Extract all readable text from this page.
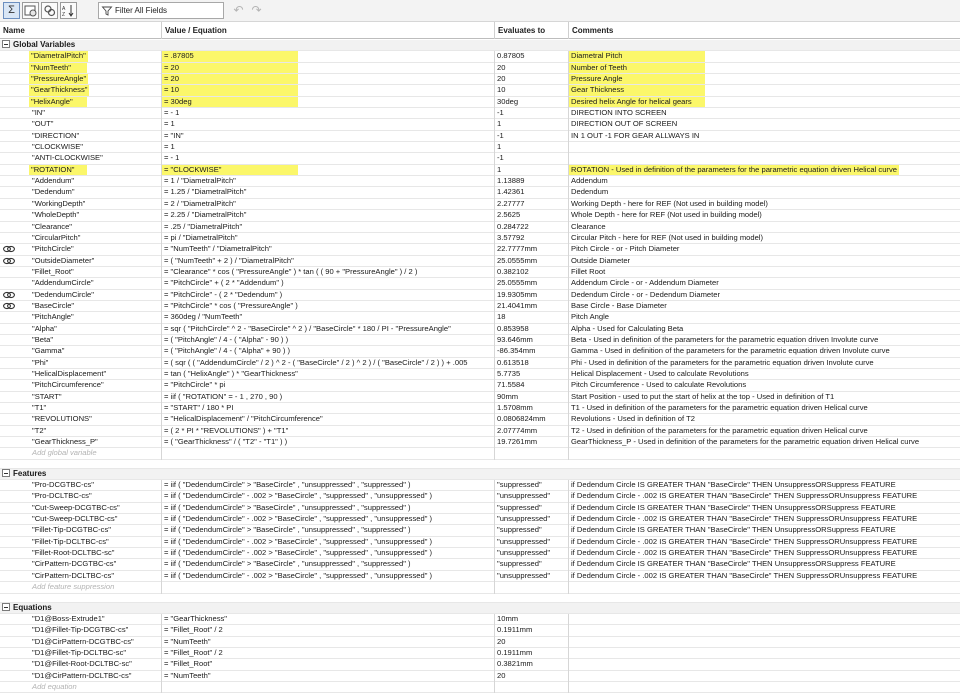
Σ	A
Z
Filter All Fields	↶ ↷
Name	Value / Equation	Evaluates to	Comments
Global Variables
"DiametralPitch"	= .87805	0.87805	Diametral Pitch
"NumTeeth"	= 20	20	Number of Teeth
"PressureAngle"	= 20	20	Pressure Angle
"GearThickness"	= 10	10	Gear Thickness
"HelixAngle"	= 30deg	30deg	Desired helix Angle for helical gears
"IN"	= - 1	-1	DIRECTION INTO SCREEN
"OUT"	= 1	1	DIRECTION OUT OF SCREEN
"DIRECTION"	= "IN"	-1	IN 1 OUT -1 FOR GEAR ALLWAYS IN
"CLOCKWISE"	= 1	1
"ANTI-CLOCKWISE"	= - 1	-1
"ROTATION"	= "CLOCKWISE"	1	ROTATION - Used in definition of the parameters for the parametric equation driven Helical curve
"Addendum"	= 1 / "DiametralPitch"	1.13889	Addendum
"Dedendum"	= 1.25 / "DiametralPitch"	1.42361	Dedendum
"WorkingDepth"	= 2 / "DiametralPitch"	2.27777	Working Depth - here for REF (Not used in building model)
"WholeDepth"	= 2.25 / "DiametralPitch"	2.5625	Whole Depth - here for REF (Not used in building model)
"Clearance"	= .25 / "DiametralPitch"	0.284722	Clearance
"CircularPitch"	= pi / "DiametralPitch"	3.57792	Circular Pitch - here for REF (Not used in building model)
"PitchCircle"	= "NumTeeth" / "DiametralPitch"	22.7777mm	Pitch Circle - or - Pitch Diameter
"OutsideDiameter"	= ( "NumTeeth" + 2 ) / "DiametralPitch"	25.0555mm	Outside Diameter
"Fillet_Root"	= "Clearance" * cos ( "PressureAngle" ) * tan ( ( 90 + "PressureAngle" ) / 2 )	0.382102	Fillet Root
"AddendumCircle"	= "PitchCircle" + ( 2 * "Addendum" )	25.0555mm	Addendum Circle - or - Addendum Diameter
"DedendumCircle"	= "PitchCircle" - ( 2 * "Dedendum" )	19.9305mm	Dedendum Circle - or - Dedendum Diameter
"BaseCircle"	= "PitchCircle" * cos ( "PressureAngle" )	21.4041mm	Base Circle - Base Diameter
"PitchAngle"	= 360deg / "NumTeeth"	18	Pitch Angle
"Alpha"	= sqr ( "PitchCircle" ^ 2 - "BaseCircle" ^ 2 ) / "BaseCircle" * 180 / PI - "PressureAngle"	0.853958	Alpha - Used for Calculating Beta
"Beta"	= ( "PitchAngle" / 4 - ( "Alpha" - 90 ) )	93.646mm	Beta - Used in definition of the parameters for the parametric equation driven Involute curve
"Gamma"	= ( "PitchAngle" / 4 - ( "Alpha" + 90 ) )	-86.354mm	Gamma - Used in definition of the parameters for the parametric equation driven Involute curve
"Phi"	= ( sqr ( ( "AddendumCircle" / 2 ) ^ 2 - ( "BaseCircle" / 2 ) ^ 2 ) / ( "BaseCircle" / 2 ) ) + .005	0.613518	Phi - Used in definition of the parameters for the parametric equation driven Involute curve
"HelicalDisplacement"	= tan ( "HelixAngle" ) * "GearThickness"	5.7735	Helical Displacement - Used to calculate Revolutions
"PitchCircumference"	= "PitchCircle" * pi	71.5584	Pitch Circumference - Used to calculate Revolutions
"START"	= iif ( "ROTATION" = - 1 , 270 , 90 )	90mm	Start Position - used to put the start of helix at the top - Used in definition of T1
"T1"	= "START" / 180 * PI	1.5708mm	T1 - Used in definition of the parameters for the parametric equation driven Helical curve
"REVOLUTIONS"	= "HelicalDisplacement" / "PitchCircumference"	0.0806824mm	Revolutions - Used in definition of T2
"T2"	= ( 2 * PI * "REVOLUTIONS" ) + "T1"	2.07774mm	T2 - Used in definition of the parameters for the parametric equation driven Helical curve
"GearThickness_P"	= ( "GearThickness" / ( "T2" - "T1" ) )	19.7261mm	GearThickness_P - Used in definition of the parameters for the parametric equation driven Helical curve
Add global variable
Features
"Pro-DCGTBC-cs"	= iif ( "DedendumCircle" > "BaseCircle" , "unsuppressed" , "suppressed" )	"suppressed"	if Dedendum Circle IS GREATER THAN "BaseCircle" THEN UnsuppressORSuppress FEATURE
"Pro-DCLTBC-cs"	= iif ( "DedendumCircle" - .002 > "BaseCircle" , "suppressed" , "unsuppressed" )	"unsuppressed"	if Dedendum Circle - .002 IS GREATER THAN "BaseCircle" THEN SuppressORUnsuppress FEATURE
"Cut-Sweep-DCGTBC-cs"	= iif ( "DedendumCircle" > "BaseCircle" , "unsuppressed" , "suppressed" )	"suppressed"	if Dedendum Circle IS GREATER THAN "BaseCircle" THEN UnsuppressORSuppress FEATURE
"Cut-Sweep-DCLTBC-cs"	= iif ( "DedendumCircle" - .002 > "BaseCircle" , "suppressed" , "unsuppressed" )	"unsuppressed"	if Dedendum Circle - .002 IS GREATER THAN "BaseCircle" THEN SuppressORUnsuppress FEATURE
"Fillet-Tip-DCGTBC-cs"	= iif ( "DedendumCircle" > "BaseCircle" , "unsuppressed" , "suppressed" )	"suppressed"	if Dedendum Circle IS GREATER THAN "BaseCircle" THEN UnsuppressORSuppress FEATURE
"Fillet-Tip-DCLTBC-cs"	= iif ( "DedendumCircle" - .002 > "BaseCircle" , "suppressed" , "unsuppressed" )	"unsuppressed"	if Dedendum Circle - .002 IS GREATER THAN "BaseCircle" THEN SuppressORUnsuppress FEATURE
"Fillet-Root-DCLTBC-sc"	= iif ( "DedendumCircle" - .002 > "BaseCircle" , "suppressed" , "unsuppressed" )	"unsuppressed"	if Dedendum Circle - .002 IS GREATER THAN "BaseCircle" THEN SuppressORUnsuppress FEATURE
"CirPattern-DCGTBC-cs"	= iif ( "DedendumCircle" > "BaseCircle" , "unsuppressed" , "suppressed" )	"suppressed"	if Dedendum Circle IS GREATER THAN "BaseCircle" THEN UnsuppressORSuppress FEATURE
"CirPattern-DCLTBC-cs"	= iif ( "DedendumCircle" - .002 > "BaseCircle" , "suppressed" , "unsuppressed" )	"unsuppressed"	if Dedendum Circle - .002 IS GREATER THAN "BaseCircle" THEN SuppressORUnsuppress FEATURE
Add feature suppression
Equations
"D1@Boss-Extrude1"	= "GearThickness"	10mm
"D1@Fillet-Tip-DCGTBC-cs"	= "Fillet_Root" / 2	0.1911mm
"D1@CirPattern-DCGTBC-cs"	= "NumTeeth"	20
"D1@Fillet-Tip-DCLTBC-sc"	= "Fillet_Root" / 2	0.1911mm
"D1@Fillet-Root-DCLTBC-sc"	= "Fillet_Root"	0.3821mm
"D1@CirPattern-DCLTBC-cs"	= "NumTeeth"	20
Add equation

== GIVEN REQUEST ==
Copy out the entries verbatim and leave the images out.

== RESPONSE ==
Extract all readable text from this page.
Σ	A
Z
Filter All Fields	↶ ↷
Name	Value / Equation	Evaluates to	Comments
Global Variables
"DiametralPitch"	= .87805	0.87805	Diametral Pitch
"NumTeeth"	= 20	20	Number of Teeth
"PressureAngle"	= 20	20	Pressure Angle
"GearThickness"	= 10	10	Gear Thickness
"HelixAngle"	= 30deg	30deg	Desired helix Angle for helical gears
"IN"	= - 1	-1	DIRECTION INTO SCREEN
"OUT"	= 1	1	DIRECTION OUT OF SCREEN
"DIRECTION"	= "IN"	-1	IN 1 OUT -1 FOR GEAR ALLWAYS IN
"CLOCKWISE"	= 1	1
"ANTI-CLOCKWISE"	= - 1	-1
"ROTATION"	= "CLOCKWISE"	1	ROTATION - Used in definition of the parameters for the parametric equation driven Helical curve
"Addendum"	= 1 / "DiametralPitch"	1.13889	Addendum
"Dedendum"	= 1.25 / "DiametralPitch"	1.42361	Dedendum
"WorkingDepth"	= 2 / "DiametralPitch"	2.27777	Working Depth - here for REF (Not used in building model)
"WholeDepth"	= 2.25 / "DiametralPitch"	2.5625	Whole Depth - here for REF (Not used in building model)
"Clearance"	= .25 / "DiametralPitch"	0.284722	Clearance
"CircularPitch"	= pi / "DiametralPitch"	3.57792	Circular Pitch - here for REF (Not used in building model)
"PitchCircle"	= "NumTeeth" / "DiametralPitch"	22.7777mm	Pitch Circle - or - Pitch Diameter
"OutsideDiameter"	= ( "NumTeeth" + 2 ) / "DiametralPitch"	25.0555mm	Outside Diameter
"Fillet_Root"	= "Clearance" * cos ( "PressureAngle" ) * tan ( ( 90 + "PressureAngle" ) / 2 )	0.382102	Fillet Root
"AddendumCircle"	= "PitchCircle" + ( 2 * "Addendum" )	25.0555mm	Addendum Circle - or - Addendum Diameter
"DedendumCircle"	= "PitchCircle" - ( 2 * "Dedendum" )	19.9305mm	Dedendum Circle - or - Dedendum Diameter
"BaseCircle"	= "PitchCircle" * cos ( "PressureAngle" )	21.4041mm	Base Circle - Base Diameter
"PitchAngle"	= 360deg / "NumTeeth"	18	Pitch Angle
"Alpha"	= sqr ( "PitchCircle" ^ 2 - "BaseCircle" ^ 2 ) / "BaseCircle" * 180 / PI - "PressureAngle"	0.853958	Alpha - Used for Calculating Beta
"Beta"	= ( "PitchAngle" / 4 - ( "Alpha" - 90 ) )	93.646mm	Beta - Used in definition of the parameters for the parametric equation driven Involute curve
"Gamma"	= ( "PitchAngle" / 4 - ( "Alpha" + 90 ) )	-86.354mm	Gamma - Used in definition of the parameters for the parametric equation driven Involute curve
"Phi"	= ( sqr ( ( "AddendumCircle" / 2 ) ^ 2 - ( "BaseCircle" / 2 ) ^ 2 ) / ( "BaseCircle" / 2 ) ) + .005	0.613518	Phi - Used in definition of the parameters for the parametric equation driven Involute curve
"HelicalDisplacement"	= tan ( "HelixAngle" ) * "GearThickness"	5.7735	Helical Displacement - Used to calculate Revolutions
"PitchCircumference"	= "PitchCircle" * pi	71.5584	Pitch Circumference - Used to calculate Revolutions
"START"	= iif ( "ROTATION" = - 1 , 270 , 90 )	90mm	Start Position - used to put the start of helix at the top - Used in definition of T1
"T1"	= "START" / 180 * PI	1.5708mm	T1 - Used in definition of the parameters for the parametric equation driven Helical curve
"REVOLUTIONS"	= "HelicalDisplacement" / "PitchCircumference"	0.0806824mm	Revolutions - Used in definition of T2
"T2"	= ( 2 * PI * "REVOLUTIONS" ) + "T1"	2.07774mm	T2 - Used in definition of the parameters for the parametric equation driven Helical curve
"GearThickness_P"	= ( "GearThickness" / ( "T2" - "T1" ) )	19.7261mm	GearThickness_P - Used in definition of the parameters for the parametric equation driven Helical curve
Add global variable
Features
"Pro-DCGTBC-cs"	= iif ( "DedendumCircle" > "BaseCircle" , "unsuppressed" , "suppressed" )	"suppressed"	if Dedendum Circle IS GREATER THAN "BaseCircle" THEN UnsuppressORSuppress FEATURE
"Pro-DCLTBC-cs"	= iif ( "DedendumCircle" - .002 > "BaseCircle" , "suppressed" , "unsuppressed" )	"unsuppressed"	if Dedendum Circle - .002 IS GREATER THAN "BaseCircle" THEN SuppressORUnsuppress FEATURE
"Cut-Sweep-DCGTBC-cs"	= iif ( "DedendumCircle" > "BaseCircle" , "unsuppressed" , "suppressed" )	"suppressed"	if Dedendum Circle IS GREATER THAN "BaseCircle" THEN UnsuppressORSuppress FEATURE
"Cut-Sweep-DCLTBC-cs"	= iif ( "DedendumCircle" - .002 > "BaseCircle" , "suppressed" , "unsuppressed" )	"unsuppressed"	if Dedendum Circle - .002 IS GREATER THAN "BaseCircle" THEN SuppressORUnsuppress FEATURE
"Fillet-Tip-DCGTBC-cs"	= iif ( "DedendumCircle" > "BaseCircle" , "unsuppressed" , "suppressed" )	"suppressed"	if Dedendum Circle IS GREATER THAN "BaseCircle" THEN UnsuppressORSuppress FEATURE
"Fillet-Tip-DCLTBC-cs"	= iif ( "DedendumCircle" - .002 > "BaseCircle" , "suppressed" , "unsuppressed" )	"unsuppressed"	if Dedendum Circle - .002 IS GREATER THAN "BaseCircle" THEN SuppressORUnsuppress FEATURE
"Fillet-Root-DCLTBC-sc"	= iif ( "DedendumCircle" - .002 > "BaseCircle" , "suppressed" , "unsuppressed" )	"unsuppressed"	if Dedendum Circle - .002 IS GREATER THAN "BaseCircle" THEN SuppressORUnsuppress FEATURE
"CirPattern-DCGTBC-cs"	= iif ( "DedendumCircle" > "BaseCircle" , "unsuppressed" , "suppressed" )	"suppressed"	if Dedendum Circle IS GREATER THAN "BaseCircle" THEN UnsuppressORSuppress FEATURE
"CirPattern-DCLTBC-cs"	= iif ( "DedendumCircle" - .002 > "BaseCircle" , "suppressed" , "unsuppressed" )	"unsuppressed"	if Dedendum Circle - .002 IS GREATER THAN "BaseCircle" THEN SuppressORUnsuppress FEATURE
Add feature suppression
Equations
"D1@Boss-Extrude1"	= "GearThickness"	10mm
"D1@Fillet-Tip-DCGTBC-cs"	= "Fillet_Root" / 2	0.1911mm
"D1@CirPattern-DCGTBC-cs"	= "NumTeeth"	20
"D1@Fillet-Tip-DCLTBC-sc"	= "Fillet_Root" / 2	0.1911mm
"D1@Fillet-Root-DCLTBC-sc"	= "Fillet_Root"	0.3821mm
"D1@CirPattern-DCLTBC-cs"	= "NumTeeth"	20
Add equation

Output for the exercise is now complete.